Using the entries that follow, collect the lines where the word "JSON" appears.

━━━━━━━━━━

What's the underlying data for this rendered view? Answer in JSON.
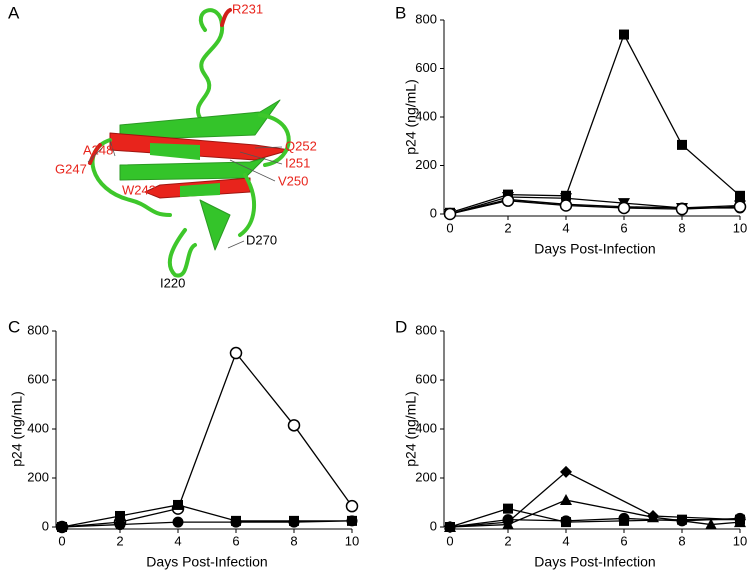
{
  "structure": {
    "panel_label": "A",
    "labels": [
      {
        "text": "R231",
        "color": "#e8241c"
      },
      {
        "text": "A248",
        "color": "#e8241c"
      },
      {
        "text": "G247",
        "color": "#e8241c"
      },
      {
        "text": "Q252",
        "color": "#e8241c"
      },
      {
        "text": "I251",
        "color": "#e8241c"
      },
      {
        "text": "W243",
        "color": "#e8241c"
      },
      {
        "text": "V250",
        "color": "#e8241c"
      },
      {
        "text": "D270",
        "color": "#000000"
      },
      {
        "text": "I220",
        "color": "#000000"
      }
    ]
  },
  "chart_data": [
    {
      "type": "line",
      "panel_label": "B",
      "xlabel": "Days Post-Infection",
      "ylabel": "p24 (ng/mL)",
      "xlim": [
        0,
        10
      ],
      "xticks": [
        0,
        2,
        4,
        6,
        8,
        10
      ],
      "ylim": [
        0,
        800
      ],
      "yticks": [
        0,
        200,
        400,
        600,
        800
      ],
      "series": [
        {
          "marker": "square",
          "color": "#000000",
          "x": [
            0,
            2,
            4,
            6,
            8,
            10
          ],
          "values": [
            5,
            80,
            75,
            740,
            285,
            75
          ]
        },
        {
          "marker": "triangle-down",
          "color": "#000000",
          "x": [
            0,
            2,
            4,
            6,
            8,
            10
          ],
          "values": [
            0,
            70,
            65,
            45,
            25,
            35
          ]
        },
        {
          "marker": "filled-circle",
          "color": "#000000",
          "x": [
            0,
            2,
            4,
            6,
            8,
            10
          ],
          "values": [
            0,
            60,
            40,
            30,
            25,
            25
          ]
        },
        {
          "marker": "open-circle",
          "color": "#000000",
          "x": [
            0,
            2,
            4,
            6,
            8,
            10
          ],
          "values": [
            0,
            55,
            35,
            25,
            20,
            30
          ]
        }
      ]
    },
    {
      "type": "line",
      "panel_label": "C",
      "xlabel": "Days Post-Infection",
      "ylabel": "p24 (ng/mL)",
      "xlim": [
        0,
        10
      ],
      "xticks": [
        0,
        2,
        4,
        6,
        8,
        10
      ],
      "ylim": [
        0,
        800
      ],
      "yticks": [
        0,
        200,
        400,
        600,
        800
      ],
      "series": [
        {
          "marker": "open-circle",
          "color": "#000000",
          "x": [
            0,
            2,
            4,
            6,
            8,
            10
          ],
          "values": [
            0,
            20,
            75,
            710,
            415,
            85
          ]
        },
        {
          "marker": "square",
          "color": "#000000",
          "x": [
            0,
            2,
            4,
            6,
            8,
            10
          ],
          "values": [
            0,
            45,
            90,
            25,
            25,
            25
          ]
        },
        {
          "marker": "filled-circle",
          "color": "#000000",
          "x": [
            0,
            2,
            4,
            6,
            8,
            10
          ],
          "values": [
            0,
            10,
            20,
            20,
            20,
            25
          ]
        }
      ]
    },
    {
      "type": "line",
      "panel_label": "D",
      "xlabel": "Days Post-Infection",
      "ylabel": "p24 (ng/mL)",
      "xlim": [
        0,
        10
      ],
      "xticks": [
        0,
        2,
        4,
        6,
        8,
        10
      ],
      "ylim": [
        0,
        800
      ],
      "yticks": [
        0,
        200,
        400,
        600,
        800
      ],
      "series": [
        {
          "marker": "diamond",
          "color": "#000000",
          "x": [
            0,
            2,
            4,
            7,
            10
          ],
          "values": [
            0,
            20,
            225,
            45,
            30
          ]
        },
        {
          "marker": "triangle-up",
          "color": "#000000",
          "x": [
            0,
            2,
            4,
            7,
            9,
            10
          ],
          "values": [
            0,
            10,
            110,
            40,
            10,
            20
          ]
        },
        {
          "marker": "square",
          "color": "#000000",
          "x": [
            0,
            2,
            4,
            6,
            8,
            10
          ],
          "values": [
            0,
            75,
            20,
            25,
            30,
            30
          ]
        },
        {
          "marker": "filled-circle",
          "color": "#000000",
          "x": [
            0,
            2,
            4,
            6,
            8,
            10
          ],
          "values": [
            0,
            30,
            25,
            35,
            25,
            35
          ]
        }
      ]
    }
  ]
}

━━━━━━━━━━

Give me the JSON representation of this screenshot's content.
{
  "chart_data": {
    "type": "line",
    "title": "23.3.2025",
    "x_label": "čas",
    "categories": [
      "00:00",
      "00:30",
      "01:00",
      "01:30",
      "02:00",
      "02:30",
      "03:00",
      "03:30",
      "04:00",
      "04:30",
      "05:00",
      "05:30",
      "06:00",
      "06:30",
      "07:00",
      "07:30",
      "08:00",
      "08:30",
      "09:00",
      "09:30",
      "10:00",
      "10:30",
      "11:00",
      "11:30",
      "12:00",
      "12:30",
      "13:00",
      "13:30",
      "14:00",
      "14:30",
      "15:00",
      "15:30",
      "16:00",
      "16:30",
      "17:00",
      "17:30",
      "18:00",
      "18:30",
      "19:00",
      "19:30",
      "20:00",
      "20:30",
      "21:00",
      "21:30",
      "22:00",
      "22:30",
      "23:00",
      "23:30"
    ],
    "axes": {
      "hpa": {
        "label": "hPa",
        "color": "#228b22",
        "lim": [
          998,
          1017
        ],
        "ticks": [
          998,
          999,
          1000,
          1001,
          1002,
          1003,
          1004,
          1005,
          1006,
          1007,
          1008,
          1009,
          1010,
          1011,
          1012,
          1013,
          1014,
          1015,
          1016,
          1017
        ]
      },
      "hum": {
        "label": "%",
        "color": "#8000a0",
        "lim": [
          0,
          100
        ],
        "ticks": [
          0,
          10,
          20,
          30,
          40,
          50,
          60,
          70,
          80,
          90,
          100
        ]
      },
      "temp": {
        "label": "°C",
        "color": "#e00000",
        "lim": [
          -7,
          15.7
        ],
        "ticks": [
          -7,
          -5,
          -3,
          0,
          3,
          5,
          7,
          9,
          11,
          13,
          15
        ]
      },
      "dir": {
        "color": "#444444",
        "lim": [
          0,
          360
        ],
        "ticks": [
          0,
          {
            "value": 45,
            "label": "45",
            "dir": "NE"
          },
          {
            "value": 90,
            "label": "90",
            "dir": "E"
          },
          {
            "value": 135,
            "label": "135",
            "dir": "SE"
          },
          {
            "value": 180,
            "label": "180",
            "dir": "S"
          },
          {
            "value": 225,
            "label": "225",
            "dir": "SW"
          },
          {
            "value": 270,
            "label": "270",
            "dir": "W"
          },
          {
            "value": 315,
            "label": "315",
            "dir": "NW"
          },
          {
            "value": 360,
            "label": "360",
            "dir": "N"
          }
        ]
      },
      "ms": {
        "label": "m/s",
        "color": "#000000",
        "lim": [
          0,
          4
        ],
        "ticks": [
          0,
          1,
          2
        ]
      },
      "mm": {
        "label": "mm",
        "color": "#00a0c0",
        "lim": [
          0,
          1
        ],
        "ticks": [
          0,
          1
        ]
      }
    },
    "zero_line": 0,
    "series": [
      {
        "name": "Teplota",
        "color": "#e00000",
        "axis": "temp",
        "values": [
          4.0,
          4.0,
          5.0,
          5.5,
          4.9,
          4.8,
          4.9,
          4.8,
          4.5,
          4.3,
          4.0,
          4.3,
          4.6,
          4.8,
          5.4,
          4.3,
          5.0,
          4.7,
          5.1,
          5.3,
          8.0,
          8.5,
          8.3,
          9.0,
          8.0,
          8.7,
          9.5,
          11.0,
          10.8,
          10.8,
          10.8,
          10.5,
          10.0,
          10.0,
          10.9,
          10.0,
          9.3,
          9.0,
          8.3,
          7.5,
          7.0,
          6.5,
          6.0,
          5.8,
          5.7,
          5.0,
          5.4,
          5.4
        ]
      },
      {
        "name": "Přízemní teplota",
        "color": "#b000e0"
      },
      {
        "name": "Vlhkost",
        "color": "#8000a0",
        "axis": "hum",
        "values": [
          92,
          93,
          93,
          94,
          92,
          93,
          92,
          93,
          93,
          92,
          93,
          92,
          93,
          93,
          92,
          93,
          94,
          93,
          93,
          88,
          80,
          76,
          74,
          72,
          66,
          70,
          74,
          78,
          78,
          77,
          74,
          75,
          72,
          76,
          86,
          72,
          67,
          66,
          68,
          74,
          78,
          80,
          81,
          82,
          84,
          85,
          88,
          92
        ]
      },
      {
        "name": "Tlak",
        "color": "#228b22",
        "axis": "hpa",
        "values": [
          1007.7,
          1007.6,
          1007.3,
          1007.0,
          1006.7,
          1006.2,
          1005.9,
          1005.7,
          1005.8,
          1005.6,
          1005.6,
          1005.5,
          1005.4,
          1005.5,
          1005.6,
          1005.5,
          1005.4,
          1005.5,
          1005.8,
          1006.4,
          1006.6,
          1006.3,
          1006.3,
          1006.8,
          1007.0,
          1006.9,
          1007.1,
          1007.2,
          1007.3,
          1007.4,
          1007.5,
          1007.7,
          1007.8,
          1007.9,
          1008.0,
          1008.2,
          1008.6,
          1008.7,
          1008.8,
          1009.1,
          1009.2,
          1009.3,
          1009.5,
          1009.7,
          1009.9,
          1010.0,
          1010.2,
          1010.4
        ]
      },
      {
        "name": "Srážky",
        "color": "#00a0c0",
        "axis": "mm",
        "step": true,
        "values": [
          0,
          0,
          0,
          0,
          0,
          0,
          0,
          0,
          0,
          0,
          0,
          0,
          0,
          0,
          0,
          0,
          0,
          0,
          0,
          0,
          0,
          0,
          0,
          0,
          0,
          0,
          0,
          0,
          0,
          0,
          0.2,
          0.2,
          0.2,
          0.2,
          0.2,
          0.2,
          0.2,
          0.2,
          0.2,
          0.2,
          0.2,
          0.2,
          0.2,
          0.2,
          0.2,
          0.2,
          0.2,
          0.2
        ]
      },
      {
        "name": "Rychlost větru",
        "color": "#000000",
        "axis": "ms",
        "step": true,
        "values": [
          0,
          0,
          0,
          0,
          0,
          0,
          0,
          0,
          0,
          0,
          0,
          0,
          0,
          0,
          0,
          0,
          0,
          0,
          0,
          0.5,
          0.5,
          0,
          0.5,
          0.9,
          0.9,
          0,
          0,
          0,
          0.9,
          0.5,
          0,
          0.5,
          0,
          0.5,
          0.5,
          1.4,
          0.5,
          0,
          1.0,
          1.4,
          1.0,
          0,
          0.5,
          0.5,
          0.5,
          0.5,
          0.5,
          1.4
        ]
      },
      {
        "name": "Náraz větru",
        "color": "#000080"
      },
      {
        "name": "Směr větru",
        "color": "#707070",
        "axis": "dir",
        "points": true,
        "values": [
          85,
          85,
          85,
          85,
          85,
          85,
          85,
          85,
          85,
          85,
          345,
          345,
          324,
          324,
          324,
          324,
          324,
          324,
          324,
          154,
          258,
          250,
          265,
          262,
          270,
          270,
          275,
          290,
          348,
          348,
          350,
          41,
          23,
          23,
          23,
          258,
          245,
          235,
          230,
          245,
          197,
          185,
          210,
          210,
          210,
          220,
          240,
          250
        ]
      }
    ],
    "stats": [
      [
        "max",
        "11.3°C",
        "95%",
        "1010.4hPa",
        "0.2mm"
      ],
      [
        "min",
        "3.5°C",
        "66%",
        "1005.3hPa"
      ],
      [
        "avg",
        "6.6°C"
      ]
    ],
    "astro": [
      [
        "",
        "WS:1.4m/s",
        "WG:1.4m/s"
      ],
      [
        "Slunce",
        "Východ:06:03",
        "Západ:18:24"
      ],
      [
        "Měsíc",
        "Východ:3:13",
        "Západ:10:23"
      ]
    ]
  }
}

━━━━━━━━━━

FINISHED TASK
What's the underlying data for this rendered view? Answer in JSON.
Give me the JSON representation of this screenshot's content.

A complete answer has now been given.